-- BEGIN Listing --

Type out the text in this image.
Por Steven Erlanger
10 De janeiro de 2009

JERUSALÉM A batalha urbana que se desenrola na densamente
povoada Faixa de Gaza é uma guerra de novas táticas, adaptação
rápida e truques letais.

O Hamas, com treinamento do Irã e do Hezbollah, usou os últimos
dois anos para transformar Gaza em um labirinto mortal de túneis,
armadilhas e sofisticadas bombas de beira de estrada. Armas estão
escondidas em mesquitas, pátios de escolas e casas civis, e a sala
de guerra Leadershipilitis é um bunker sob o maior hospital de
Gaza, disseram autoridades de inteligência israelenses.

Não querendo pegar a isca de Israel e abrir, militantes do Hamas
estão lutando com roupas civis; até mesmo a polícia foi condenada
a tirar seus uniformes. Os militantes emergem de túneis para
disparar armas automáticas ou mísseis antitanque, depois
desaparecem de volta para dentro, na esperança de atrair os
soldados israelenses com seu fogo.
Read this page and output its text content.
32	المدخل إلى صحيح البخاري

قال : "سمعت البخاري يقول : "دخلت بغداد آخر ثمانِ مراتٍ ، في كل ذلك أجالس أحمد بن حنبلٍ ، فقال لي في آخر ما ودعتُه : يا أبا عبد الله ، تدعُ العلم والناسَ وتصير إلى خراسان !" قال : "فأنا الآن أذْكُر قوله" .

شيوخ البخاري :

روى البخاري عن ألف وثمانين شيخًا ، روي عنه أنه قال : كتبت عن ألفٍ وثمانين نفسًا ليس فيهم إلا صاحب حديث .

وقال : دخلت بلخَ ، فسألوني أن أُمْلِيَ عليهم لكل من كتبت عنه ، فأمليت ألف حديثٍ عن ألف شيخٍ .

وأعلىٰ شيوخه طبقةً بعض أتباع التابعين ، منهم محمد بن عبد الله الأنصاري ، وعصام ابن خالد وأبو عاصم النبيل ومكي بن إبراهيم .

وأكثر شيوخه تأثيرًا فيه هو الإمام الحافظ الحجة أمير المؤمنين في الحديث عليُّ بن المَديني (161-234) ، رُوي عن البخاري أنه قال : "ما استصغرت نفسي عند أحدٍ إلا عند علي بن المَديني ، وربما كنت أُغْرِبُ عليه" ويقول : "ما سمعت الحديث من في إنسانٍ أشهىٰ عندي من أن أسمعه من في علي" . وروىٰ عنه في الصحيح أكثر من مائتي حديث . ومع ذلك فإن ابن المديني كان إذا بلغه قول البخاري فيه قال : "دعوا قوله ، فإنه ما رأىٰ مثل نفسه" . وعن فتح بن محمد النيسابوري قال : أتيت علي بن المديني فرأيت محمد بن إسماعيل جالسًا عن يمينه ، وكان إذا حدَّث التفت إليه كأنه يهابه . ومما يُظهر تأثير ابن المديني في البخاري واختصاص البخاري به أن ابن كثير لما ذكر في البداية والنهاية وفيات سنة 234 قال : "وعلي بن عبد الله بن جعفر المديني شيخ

-- END Listing --

▶ Instruction
Give the complete listing a second time, exactly as it reads.

▶ Right answer
Type out the text in this image.
Por Steven Erlanger
10 De janeiro de 2009

JERUSALÉM A batalha urbana que se desenrola na densamente
povoada Faixa de Gaza é uma guerra de novas táticas, adaptação
rápida e truques letais.

O Hamas, com treinamento do Irã e do Hezbollah, usou os últimos
dois anos para transformar Gaza em um labirinto mortal de túneis,
armadilhas e sofisticadas bombas de beira de estrada. Armas estão
escondidas em mesquitas, pátios de escolas e casas civis, e a sala
de guerra Leadershipilitis é um bunker sob o maior hospital de
Gaza, disseram autoridades de inteligência israelenses.

Não querendo pegar a isca de Israel e abrir, militantes do Hamas
estão lutando com roupas civis; até mesmo a polícia foi condenada
a tirar seus uniformes. Os militantes emergem de túneis para
disparar armas automáticas ou mísseis antitanque, depois
desaparecem de volta para dentro, na esperança de atrair os
soldados israelenses com seu fogo.
Read this page and output its text content.
32	المدخل إلى صحيح البخاري

قال : "سمعت البخاري يقول : "دخلت بغداد آخر ثمانِ مراتٍ ، في كل ذلك أجالس أحمد بن حنبلٍ ، فقال لي في آخر ما ودعتُه : يا أبا عبد الله ، تدعُ العلم والناسَ وتصير إلى خراسان !" قال : "فأنا الآن أذْكُر قوله" .

شيوخ البخاري :

روى البخاري عن ألف وثمانين شيخًا ، روي عنه أنه قال : كتبت عن ألفٍ وثمانين نفسًا ليس فيهم إلا صاحب حديث .

وقال : دخلت بلخَ ، فسألوني أن أُمْلِيَ عليهم لكل من كتبت عنه ، فأمليت ألف حديثٍ عن ألف شيخٍ .

وأعلىٰ شيوخه طبقةً بعض أتباع التابعين ، منهم محمد بن عبد الله الأنصاري ، وعصام ابن خالد وأبو عاصم النبيل ومكي بن إبراهيم .

وأكثر شيوخه تأثيرًا فيه هو الإمام الحافظ الحجة أمير المؤمنين في الحديث عليُّ بن المَديني (161-234) ، رُوي عن البخاري أنه قال : "ما استصغرت نفسي عند أحدٍ إلا عند علي بن المَديني ، وربما كنت أُغْرِبُ عليه" ويقول : "ما سمعت الحديث من في إنسانٍ أشهىٰ عندي من أن أسمعه من في علي" . وروىٰ عنه في الصحيح أكثر من مائتي حديث . ومع ذلك فإن ابن المديني كان إذا بلغه قول البخاري فيه قال : "دعوا قوله ، فإنه ما رأىٰ مثل نفسه" . وعن فتح بن محمد النيسابوري قال : أتيت علي بن المديني فرأيت محمد بن إسماعيل جالسًا عن يمينه ، وكان إذا حدَّث التفت إليه كأنه يهابه . ومما يُظهر تأثير ابن المديني في البخاري واختصاص البخاري به أن ابن كثير لما ذكر في البداية والنهاية وفيات سنة 234 قال : "وعلي بن عبد الله بن جعفر المديني شيخ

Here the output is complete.